= RECORD EXCERPTS =
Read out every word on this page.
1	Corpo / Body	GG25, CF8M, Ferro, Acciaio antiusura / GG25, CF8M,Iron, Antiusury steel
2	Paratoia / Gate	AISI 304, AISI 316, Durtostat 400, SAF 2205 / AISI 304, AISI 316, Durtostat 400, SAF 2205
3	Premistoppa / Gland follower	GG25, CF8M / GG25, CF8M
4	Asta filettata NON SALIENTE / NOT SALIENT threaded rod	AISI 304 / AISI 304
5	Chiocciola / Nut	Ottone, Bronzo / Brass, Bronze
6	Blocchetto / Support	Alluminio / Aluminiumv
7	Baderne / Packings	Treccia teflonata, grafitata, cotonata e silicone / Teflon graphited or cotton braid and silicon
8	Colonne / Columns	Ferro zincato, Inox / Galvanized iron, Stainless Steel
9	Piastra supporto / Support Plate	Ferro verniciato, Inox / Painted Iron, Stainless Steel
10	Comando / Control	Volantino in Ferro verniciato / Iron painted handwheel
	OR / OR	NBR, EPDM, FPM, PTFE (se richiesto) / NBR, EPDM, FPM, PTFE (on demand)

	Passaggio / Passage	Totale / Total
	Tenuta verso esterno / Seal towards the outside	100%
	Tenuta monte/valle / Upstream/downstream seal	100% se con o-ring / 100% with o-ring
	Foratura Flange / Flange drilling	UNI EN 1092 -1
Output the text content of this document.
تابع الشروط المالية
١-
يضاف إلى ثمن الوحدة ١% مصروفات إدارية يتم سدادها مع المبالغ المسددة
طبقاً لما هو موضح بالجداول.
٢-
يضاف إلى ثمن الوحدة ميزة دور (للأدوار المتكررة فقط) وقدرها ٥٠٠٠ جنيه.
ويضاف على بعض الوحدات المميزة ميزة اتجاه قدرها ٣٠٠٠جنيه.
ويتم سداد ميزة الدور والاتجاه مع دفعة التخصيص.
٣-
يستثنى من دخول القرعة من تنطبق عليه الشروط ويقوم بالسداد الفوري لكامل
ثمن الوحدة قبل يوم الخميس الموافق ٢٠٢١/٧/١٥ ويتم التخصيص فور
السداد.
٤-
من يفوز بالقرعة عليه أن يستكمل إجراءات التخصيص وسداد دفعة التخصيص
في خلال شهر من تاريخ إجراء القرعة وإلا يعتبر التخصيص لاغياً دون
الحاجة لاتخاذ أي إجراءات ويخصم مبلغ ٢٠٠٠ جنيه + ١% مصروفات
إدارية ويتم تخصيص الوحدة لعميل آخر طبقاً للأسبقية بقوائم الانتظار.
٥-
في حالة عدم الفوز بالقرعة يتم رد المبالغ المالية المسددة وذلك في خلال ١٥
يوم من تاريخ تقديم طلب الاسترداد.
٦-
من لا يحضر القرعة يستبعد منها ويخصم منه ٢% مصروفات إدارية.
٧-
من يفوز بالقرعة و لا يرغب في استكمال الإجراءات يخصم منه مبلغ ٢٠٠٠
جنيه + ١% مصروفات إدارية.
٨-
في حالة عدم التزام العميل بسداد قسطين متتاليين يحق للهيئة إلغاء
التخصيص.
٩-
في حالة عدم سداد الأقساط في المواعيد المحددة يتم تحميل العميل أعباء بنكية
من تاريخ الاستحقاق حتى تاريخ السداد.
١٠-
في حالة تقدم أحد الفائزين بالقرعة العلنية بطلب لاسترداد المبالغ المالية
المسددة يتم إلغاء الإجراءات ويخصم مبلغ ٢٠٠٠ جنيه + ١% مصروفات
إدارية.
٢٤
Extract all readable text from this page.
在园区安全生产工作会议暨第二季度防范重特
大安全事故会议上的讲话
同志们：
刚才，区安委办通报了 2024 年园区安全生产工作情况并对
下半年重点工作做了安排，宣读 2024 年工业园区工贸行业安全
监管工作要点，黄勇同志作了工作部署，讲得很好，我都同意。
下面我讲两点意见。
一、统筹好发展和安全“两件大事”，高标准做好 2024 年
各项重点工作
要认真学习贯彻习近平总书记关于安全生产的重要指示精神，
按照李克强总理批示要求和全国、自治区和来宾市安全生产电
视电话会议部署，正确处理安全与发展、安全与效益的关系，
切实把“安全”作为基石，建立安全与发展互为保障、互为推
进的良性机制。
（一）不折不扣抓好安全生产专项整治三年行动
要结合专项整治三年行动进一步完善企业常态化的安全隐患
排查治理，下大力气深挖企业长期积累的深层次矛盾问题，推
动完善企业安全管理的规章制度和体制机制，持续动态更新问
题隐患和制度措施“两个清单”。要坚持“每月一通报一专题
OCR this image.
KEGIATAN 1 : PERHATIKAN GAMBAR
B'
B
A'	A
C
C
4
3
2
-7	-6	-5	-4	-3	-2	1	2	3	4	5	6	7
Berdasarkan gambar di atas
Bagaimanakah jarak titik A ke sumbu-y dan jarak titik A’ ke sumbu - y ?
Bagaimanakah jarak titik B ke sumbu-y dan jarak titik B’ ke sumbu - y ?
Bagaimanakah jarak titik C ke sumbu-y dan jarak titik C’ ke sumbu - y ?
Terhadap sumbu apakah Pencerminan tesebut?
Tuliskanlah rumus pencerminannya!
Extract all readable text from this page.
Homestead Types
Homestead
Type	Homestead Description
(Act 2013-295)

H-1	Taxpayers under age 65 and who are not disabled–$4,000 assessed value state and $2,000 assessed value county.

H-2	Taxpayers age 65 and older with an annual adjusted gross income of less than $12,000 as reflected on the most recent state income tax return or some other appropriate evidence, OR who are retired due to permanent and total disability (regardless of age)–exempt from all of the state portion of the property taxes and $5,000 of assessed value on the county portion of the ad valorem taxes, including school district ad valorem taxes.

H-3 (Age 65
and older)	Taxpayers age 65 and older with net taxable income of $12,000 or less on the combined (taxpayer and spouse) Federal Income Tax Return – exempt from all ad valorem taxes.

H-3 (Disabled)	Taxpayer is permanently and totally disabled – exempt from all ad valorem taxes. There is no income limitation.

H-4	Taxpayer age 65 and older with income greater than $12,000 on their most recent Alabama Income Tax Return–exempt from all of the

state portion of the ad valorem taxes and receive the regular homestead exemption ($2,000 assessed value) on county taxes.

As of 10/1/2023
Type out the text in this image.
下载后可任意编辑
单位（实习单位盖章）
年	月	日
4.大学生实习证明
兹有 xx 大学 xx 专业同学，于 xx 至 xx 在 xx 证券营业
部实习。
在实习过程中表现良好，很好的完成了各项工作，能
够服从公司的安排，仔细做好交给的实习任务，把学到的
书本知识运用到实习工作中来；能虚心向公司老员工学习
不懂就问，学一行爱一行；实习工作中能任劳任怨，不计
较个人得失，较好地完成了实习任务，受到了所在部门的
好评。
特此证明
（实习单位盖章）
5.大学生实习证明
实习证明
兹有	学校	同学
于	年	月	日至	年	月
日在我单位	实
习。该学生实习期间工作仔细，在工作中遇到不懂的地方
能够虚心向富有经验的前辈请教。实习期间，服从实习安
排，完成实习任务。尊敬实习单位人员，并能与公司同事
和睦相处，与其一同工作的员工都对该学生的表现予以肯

= WHAT NEEDS TO BE DONE =
Lines that hold "مصروفات" are the ones to copy; find all of them.

= CORRECT RESULT =
يضاف إلى ثمن الوحدة ١% مصروفات إدارية يتم سدادها مع المبالغ المسددة
الحاجة لاتخاذ أي إجراءات ويخصم مبلغ ٢٠٠٠ جنيه + ١% مصروفات
من لا يحضر القرعة يستبعد منها ويخصم منه ٢% مصروفات إدارية.
جنيه + ١% مصروفات إدارية.
المسددة يتم إلغاء الإجراءات ويخصم مبلغ ٢٠٠٠ جنيه + ١% مصروفات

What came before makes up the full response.